Reproduce all entries precisely, down to the last character.

>>>

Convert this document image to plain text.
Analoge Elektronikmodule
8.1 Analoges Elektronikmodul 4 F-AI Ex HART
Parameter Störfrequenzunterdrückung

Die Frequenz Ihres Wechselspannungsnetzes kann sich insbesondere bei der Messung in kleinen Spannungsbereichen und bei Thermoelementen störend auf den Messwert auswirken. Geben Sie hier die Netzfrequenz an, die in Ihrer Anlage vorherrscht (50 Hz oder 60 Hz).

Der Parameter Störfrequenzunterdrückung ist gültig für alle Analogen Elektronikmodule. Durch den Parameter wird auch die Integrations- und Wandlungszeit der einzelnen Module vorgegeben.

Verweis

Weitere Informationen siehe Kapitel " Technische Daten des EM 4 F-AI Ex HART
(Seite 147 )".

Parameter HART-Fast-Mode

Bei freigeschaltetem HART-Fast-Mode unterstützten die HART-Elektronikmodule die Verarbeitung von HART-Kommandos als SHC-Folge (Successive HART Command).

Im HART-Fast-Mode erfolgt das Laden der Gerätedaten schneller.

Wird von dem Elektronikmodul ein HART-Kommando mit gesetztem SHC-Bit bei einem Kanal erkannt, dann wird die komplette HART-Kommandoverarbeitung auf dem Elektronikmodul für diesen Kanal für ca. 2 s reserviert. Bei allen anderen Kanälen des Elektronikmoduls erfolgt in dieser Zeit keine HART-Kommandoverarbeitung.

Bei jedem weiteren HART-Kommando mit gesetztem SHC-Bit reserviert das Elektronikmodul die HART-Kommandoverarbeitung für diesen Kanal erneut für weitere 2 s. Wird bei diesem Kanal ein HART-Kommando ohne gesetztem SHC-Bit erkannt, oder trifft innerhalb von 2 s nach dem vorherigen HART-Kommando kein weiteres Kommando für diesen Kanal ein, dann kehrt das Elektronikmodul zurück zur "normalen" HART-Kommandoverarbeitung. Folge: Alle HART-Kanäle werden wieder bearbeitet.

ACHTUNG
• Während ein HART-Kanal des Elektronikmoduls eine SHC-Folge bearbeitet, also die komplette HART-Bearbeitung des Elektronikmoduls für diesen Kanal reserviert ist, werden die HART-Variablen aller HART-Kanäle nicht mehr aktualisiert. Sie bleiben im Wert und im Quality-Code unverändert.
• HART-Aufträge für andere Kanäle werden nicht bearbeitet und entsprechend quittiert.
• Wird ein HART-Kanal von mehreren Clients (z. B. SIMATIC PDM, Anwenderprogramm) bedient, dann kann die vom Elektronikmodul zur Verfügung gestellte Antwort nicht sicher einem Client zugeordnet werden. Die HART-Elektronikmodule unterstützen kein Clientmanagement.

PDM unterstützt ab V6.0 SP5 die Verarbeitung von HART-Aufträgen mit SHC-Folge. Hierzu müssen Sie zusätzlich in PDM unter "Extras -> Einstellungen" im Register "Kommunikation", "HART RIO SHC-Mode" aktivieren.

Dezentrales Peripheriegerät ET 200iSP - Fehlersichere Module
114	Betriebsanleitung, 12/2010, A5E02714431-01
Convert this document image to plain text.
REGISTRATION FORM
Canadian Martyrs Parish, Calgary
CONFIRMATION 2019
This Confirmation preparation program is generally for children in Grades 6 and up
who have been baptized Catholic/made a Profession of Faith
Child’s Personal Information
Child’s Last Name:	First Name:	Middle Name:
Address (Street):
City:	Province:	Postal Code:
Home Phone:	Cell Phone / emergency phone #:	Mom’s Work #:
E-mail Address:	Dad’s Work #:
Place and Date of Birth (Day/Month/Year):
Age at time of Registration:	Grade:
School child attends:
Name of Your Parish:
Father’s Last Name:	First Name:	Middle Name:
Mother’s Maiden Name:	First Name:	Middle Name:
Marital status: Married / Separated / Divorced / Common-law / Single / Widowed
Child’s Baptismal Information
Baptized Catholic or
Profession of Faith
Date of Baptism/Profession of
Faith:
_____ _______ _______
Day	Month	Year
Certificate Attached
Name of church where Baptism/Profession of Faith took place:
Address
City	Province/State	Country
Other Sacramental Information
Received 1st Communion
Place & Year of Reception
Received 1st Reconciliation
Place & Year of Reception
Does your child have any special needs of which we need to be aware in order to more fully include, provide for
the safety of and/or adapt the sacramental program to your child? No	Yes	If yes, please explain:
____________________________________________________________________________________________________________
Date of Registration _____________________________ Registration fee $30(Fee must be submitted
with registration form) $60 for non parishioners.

<<<

## Task output
Convert this document image to plain text.
Analoge Elektronikmodule
8.1 Analoges Elektronikmodul 4 F-AI Ex HART
Parameter Störfrequenzunterdrückung

Die Frequenz Ihres Wechselspannungsnetzes kann sich insbesondere bei der Messung in kleinen Spannungsbereichen und bei Thermoelementen störend auf den Messwert auswirken. Geben Sie hier die Netzfrequenz an, die in Ihrer Anlage vorherrscht (50 Hz oder 60 Hz).

Der Parameter Störfrequenzunterdrückung ist gültig für alle Analogen Elektronikmodule. Durch den Parameter wird auch die Integrations- und Wandlungszeit der einzelnen Module vorgegeben.

Verweis

Weitere Informationen siehe Kapitel " Technische Daten des EM 4 F-AI Ex HART
(Seite 147 )".

Parameter HART-Fast-Mode

Bei freigeschaltetem HART-Fast-Mode unterstützten die HART-Elektronikmodule die Verarbeitung von HART-Kommandos als SHC-Folge (Successive HART Command).

Im HART-Fast-Mode erfolgt das Laden der Gerätedaten schneller.

Wird von dem Elektronikmodul ein HART-Kommando mit gesetztem SHC-Bit bei einem Kanal erkannt, dann wird die komplette HART-Kommandoverarbeitung auf dem Elektronikmodul für diesen Kanal für ca. 2 s reserviert. Bei allen anderen Kanälen des Elektronikmoduls erfolgt in dieser Zeit keine HART-Kommandoverarbeitung.

Bei jedem weiteren HART-Kommando mit gesetztem SHC-Bit reserviert das Elektronikmodul die HART-Kommandoverarbeitung für diesen Kanal erneut für weitere 2 s. Wird bei diesem Kanal ein HART-Kommando ohne gesetztem SHC-Bit erkannt, oder trifft innerhalb von 2 s nach dem vorherigen HART-Kommando kein weiteres Kommando für diesen Kanal ein, dann kehrt das Elektronikmodul zurück zur "normalen" HART-Kommandoverarbeitung. Folge: Alle HART-Kanäle werden wieder bearbeitet.

ACHTUNG
• Während ein HART-Kanal des Elektronikmoduls eine SHC-Folge bearbeitet, also die komplette HART-Bearbeitung des Elektronikmoduls für diesen Kanal reserviert ist, werden die HART-Variablen aller HART-Kanäle nicht mehr aktualisiert. Sie bleiben im Wert und im Quality-Code unverändert.
• HART-Aufträge für andere Kanäle werden nicht bearbeitet und entsprechend quittiert.
• Wird ein HART-Kanal von mehreren Clients (z. B. SIMATIC PDM, Anwenderprogramm) bedient, dann kann die vom Elektronikmodul zur Verfügung gestellte Antwort nicht sicher einem Client zugeordnet werden. Die HART-Elektronikmodule unterstützen kein Clientmanagement.

PDM unterstützt ab V6.0 SP5 die Verarbeitung von HART-Aufträgen mit SHC-Folge. Hierzu müssen Sie zusätzlich in PDM unter "Extras -> Einstellungen" im Register "Kommunikation", "HART RIO SHC-Mode" aktivieren.

Dezentrales Peripheriegerät ET 200iSP - Fehlersichere Module
114	Betriebsanleitung, 12/2010, A5E02714431-01
Convert this document image to plain text.
REGISTRATION FORM
Canadian Martyrs Parish, Calgary
CONFIRMATION 2019
This Confirmation preparation program is generally for children in Grades 6 and up
who have been baptized Catholic/made a Profession of Faith
Child’s Personal Information
Child’s Last Name:	First Name:	Middle Name:
Address (Street):
City:	Province:	Postal Code:
Home Phone:	Cell Phone / emergency phone #:	Mom’s Work #:
E-mail Address:	Dad’s Work #:
Place and Date of Birth (Day/Month/Year):
Age at time of Registration:	Grade:
School child attends:
Name of Your Parish:
Father’s Last Name:	First Name:	Middle Name:
Mother’s Maiden Name:	First Name:	Middle Name:
Marital status: Married / Separated / Divorced / Common-law / Single / Widowed
Child’s Baptismal Information
Baptized Catholic or
Profession of Faith
Date of Baptism/Profession of
Faith:
_____ _______ _______
Day	Month	Year
Certificate Attached
Name of church where Baptism/Profession of Faith took place:
Address
City	Province/State	Country
Other Sacramental Information
Received 1st Communion
Place & Year of Reception
Received 1st Reconciliation
Place & Year of Reception
Does your child have any special needs of which we need to be aware in order to more fully include, provide for
the safety of and/or adapt the sacramental program to your child? No	Yes	If yes, please explain:
____________________________________________________________________________________________________________
Date of Registration _____________________________ Registration fee $30(Fee must be submitted
with registration form) $60 for non parishioners.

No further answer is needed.